• Data for the task
· · · ·

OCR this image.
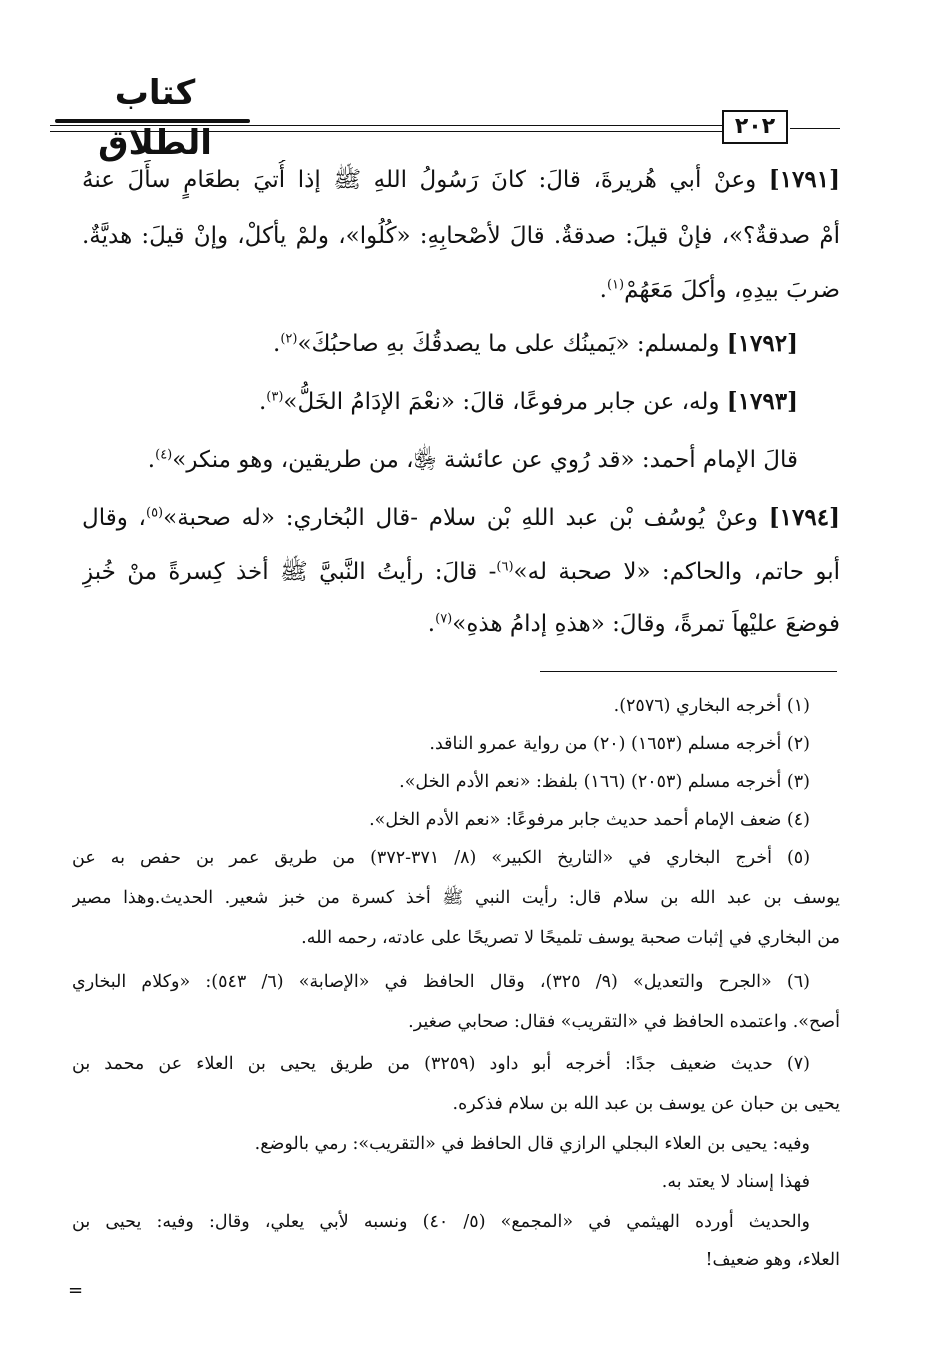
كتاب الطلاق	٢٠٢
[١٧٩١] وعنْ أبي هُريرةَ، قالَ: كانَ رَسُولُ اللهِ ﷺ إذا أُتيَ بطعَامٍ سأَلَ عنهُ
أمْ صدقةٌ؟»، فإنْ قيلَ: صدقةٌ. قالَ لأصْحابِهِ: «كُلُوا»، ولمْ يأكلْ، وإنْ قيلَ: هديَّةٌ.
ضربَ بيدِهِ، وأكلَ مَعَهُمْ$^{(١)}$.
[١٧٩٢] ولمسلم: «يَمينُك على ما يصدقُكَ بهِ صاحبُكَ»$^{(٢)}$.
[١٧٩٣] وله، عن جابر مرفوعًا، قالَ: «نعْمَ الإدَامُ الخَلُّ»$^{(٣)}$.
قالَ الإمام أحمد: «قد رُوي عن عائشة ﵂، من طريقين، وهو منكر»$^{(٤)}$.
[١٧٩٤] وعنْ يُوسُف بْن عبد اللهِ بْن سلام -قال البُخاري: «له صحبة»$^{(٥)}$، وقال
أبو حاتم، والحاكم: «لا صحبة له»$^{(٦)}$- قالَ: رأيتُ النَّبيَّ ﷺ أخذ كِسرةً منْ خُبزِ
فوضعَ عليْهاَ تمرةً، وقالَ: «هذهِ إدامُ هذهِ»$^{(٧)}$.
(١) أخرجه البخاري (٢٥٧٦).
(٢) أخرجه مسلم (١٦٥٣) (٢٠) من رواية عمرو الناقد.
(٣) أخرجه مسلم (٢٠٥٣) (١٦٦) بلفظ: «نعم الأدم الخل».
(٤) ضعف الإمام أحمد حديث جابر مرفوعًا: «نعم الأدم الخل».
(٥) أخرج البخاري في «التاريخ الكبير» (٨/ ٣٧١-٣٧٢) من طريق عمر بن حفص به عن
يوسف بن عبد الله بن سلام قال: رأيت النبي ﷺ أخذ كسرة من خبز شعير. الحديث.وهذا مصير
من البخاري في إثبات صحبة يوسف تلميحًا لا تصريحًا على عادته، رحمه الله.
(٦) «الجرح والتعديل» (٩/ ٣٢٥)، وقال الحافظ في «الإصابة» (٦/ ٥٤٣): «وكلام البخاري
أصح». واعتمده الحافظ في «التقريب» فقال: صحابي صغير.
(٧) حديث ضعيف جدًا: أخرجه أبو داود (٣٢٥٩) من طريق يحيى بن العلاء عن محمد بن
يحيى بن حبان عن يوسف بن عبد الله بن سلام فذكره.
وفيه: يحيى بن العلاء البجلي الرازي قال الحافظ في «التقريب»: رمي بالوضع.
فهذا إسناد لا يعتد به.
والحديث أورده الهيثمي في «المجمع» (٥/ ٤٠) ونسبه لأبي يعلي، وقال: وفيه: يحيى بن
العلاء، وهو ضعيف!
=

· · · ·

• Goal of the exercise
Without the pictures, print the whole listing exactly as given.

• Response
OCR this image.
كتاب الطلاق	٢٠٢
[١٧٩١] وعنْ أبي هُريرةَ، قالَ: كانَ رَسُولُ اللهِ ﷺ إذا أُتيَ بطعَامٍ سأَلَ عنهُ
أمْ صدقةٌ؟»، فإنْ قيلَ: صدقةٌ. قالَ لأصْحابِهِ: «كُلُوا»، ولمْ يأكلْ، وإنْ قيلَ: هديَّةٌ.
ضربَ بيدِهِ، وأكلَ مَعَهُمْ$^{(١)}$.
[١٧٩٢] ولمسلم: «يَمينُك على ما يصدقُكَ بهِ صاحبُكَ»$^{(٢)}$.
[١٧٩٣] وله، عن جابر مرفوعًا، قالَ: «نعْمَ الإدَامُ الخَلُّ»$^{(٣)}$.
قالَ الإمام أحمد: «قد رُوي عن عائشة ﵂، من طريقين، وهو منكر»$^{(٤)}$.
[١٧٩٤] وعنْ يُوسُف بْن عبد اللهِ بْن سلام -قال البُخاري: «له صحبة»$^{(٥)}$، وقال
أبو حاتم، والحاكم: «لا صحبة له»$^{(٦)}$- قالَ: رأيتُ النَّبيَّ ﷺ أخذ كِسرةً منْ خُبزِ
فوضعَ عليْهاَ تمرةً، وقالَ: «هذهِ إدامُ هذهِ»$^{(٧)}$.
(١) أخرجه البخاري (٢٥٧٦).
(٢) أخرجه مسلم (١٦٥٣) (٢٠) من رواية عمرو الناقد.
(٣) أخرجه مسلم (٢٠٥٣) (١٦٦) بلفظ: «نعم الأدم الخل».
(٤) ضعف الإمام أحمد حديث جابر مرفوعًا: «نعم الأدم الخل».
(٥) أخرج البخاري في «التاريخ الكبير» (٨/ ٣٧١-٣٧٢) من طريق عمر بن حفص به عن
يوسف بن عبد الله بن سلام قال: رأيت النبي ﷺ أخذ كسرة من خبز شعير. الحديث.وهذا مصير
من البخاري في إثبات صحبة يوسف تلميحًا لا تصريحًا على عادته، رحمه الله.
(٦) «الجرح والتعديل» (٩/ ٣٢٥)، وقال الحافظ في «الإصابة» (٦/ ٥٤٣): «وكلام البخاري
أصح». واعتمده الحافظ في «التقريب» فقال: صحابي صغير.
(٧) حديث ضعيف جدًا: أخرجه أبو داود (٣٢٥٩) من طريق يحيى بن العلاء عن محمد بن
يحيى بن حبان عن يوسف بن عبد الله بن سلام فذكره.
وفيه: يحيى بن العلاء البجلي الرازي قال الحافظ في «التقريب»: رمي بالوضع.
فهذا إسناد لا يعتد به.
والحديث أورده الهيثمي في «المجمع» (٥/ ٤٠) ونسبه لأبي يعلي، وقال: وفيه: يحيى بن
العلاء، وهو ضعيف!
=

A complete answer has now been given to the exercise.